Coordinate annotation entries
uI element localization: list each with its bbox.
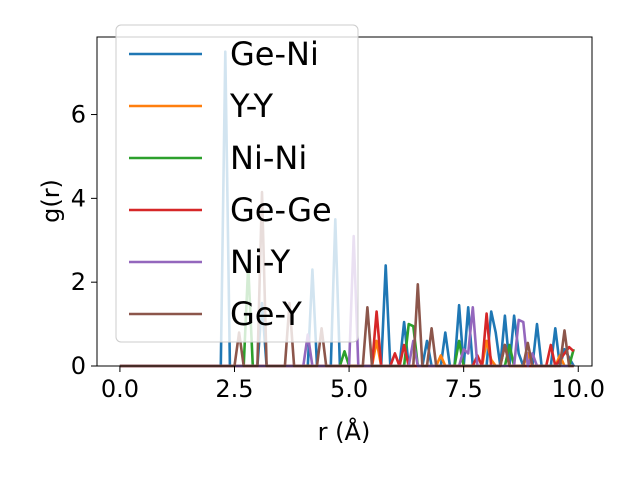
legend-label: Ge-Ni xyxy=(230,35,319,73)
legend: Ge-Ni Y-Y Ni-Ni Ge-Ge Ni-Y Ge-Y xyxy=(115,24,359,343)
legend-label: Y-Y xyxy=(229,87,274,125)
x-tick-label: 5.0 xyxy=(330,375,368,403)
legend-label: Ni-Y xyxy=(230,243,291,281)
y-tick-label: 6 xyxy=(71,101,86,129)
x-tick-label: 2.5 xyxy=(215,375,253,403)
legend-label: Ge-Ge xyxy=(230,191,332,229)
x-axis-label: r (Å) xyxy=(318,417,371,446)
legend-label: Ni-Ni xyxy=(230,139,307,177)
x-tick-label: 10.0 xyxy=(552,375,605,403)
y-axis-label: g(r) xyxy=(37,179,65,223)
y-tick-label: 4 xyxy=(71,184,86,212)
y-tick-label: 2 xyxy=(71,268,86,296)
y-tick-label: 0 xyxy=(71,352,86,380)
legend-label: Ge-Y xyxy=(230,295,302,333)
x-tick-label: 7.5 xyxy=(445,375,483,403)
x-tick-label: 0.0 xyxy=(101,375,139,403)
x-axis: 0.0 2.5 5.0 7.5 10.0 xyxy=(101,366,605,403)
y-axis: 0 2 4 6 xyxy=(71,101,97,380)
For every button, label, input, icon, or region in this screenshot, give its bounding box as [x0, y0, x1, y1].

_Problem to work on_.
Present every line of the entries above as a numbered list, omitting blank lines and leaving out the pictures.

_Result for this task_.
1. uI element localization: list each with its bbox.
2. legend-label: Ge-Ni xyxy=(230,35,319,73)
3. legend: Ge-Ni Y-Y Ni-Ni Ge-Ge Ni-Y Ge-Y xyxy=(115,24,359,343)
4. legend-label: Y-Y xyxy=(229,87,274,125)
5. x-tick-label: 5.0 xyxy=(330,375,368,403)
6. legend-label: Ni-Y xyxy=(230,243,291,281)
7. y-tick-label: 6 xyxy=(71,101,86,129)
8. x-tick-label: 2.5 xyxy=(215,375,253,403)
9. legend-label: Ge-Ge xyxy=(230,191,332,229)
10. x-axis-label: r (Å) xyxy=(318,417,371,446)
11. legend-label: Ni-Ni xyxy=(230,139,307,177)
12. x-tick-label: 10.0 xyxy=(552,375,605,403)
13. y-axis-label: g(r) xyxy=(37,179,65,223)
14. y-tick-label: 4 xyxy=(71,184,86,212)
15. y-tick-label: 2 xyxy=(71,268,86,296)
16. y-tick-label: 0 xyxy=(71,352,86,380)
17. legend-label: Ge-Y xyxy=(230,295,302,333)
18. x-tick-label: 7.5 xyxy=(445,375,483,403)
19. x-tick-label: 0.0 xyxy=(101,375,139,403)
20. x-axis: 0.0 2.5 5.0 7.5 10.0 xyxy=(101,366,605,403)
21. y-axis: 0 2 4 6 xyxy=(71,101,97,380)
22. For every button, label, input, icon, or region in this screenshot, give its bounding box as [x0, y0, x1, y1].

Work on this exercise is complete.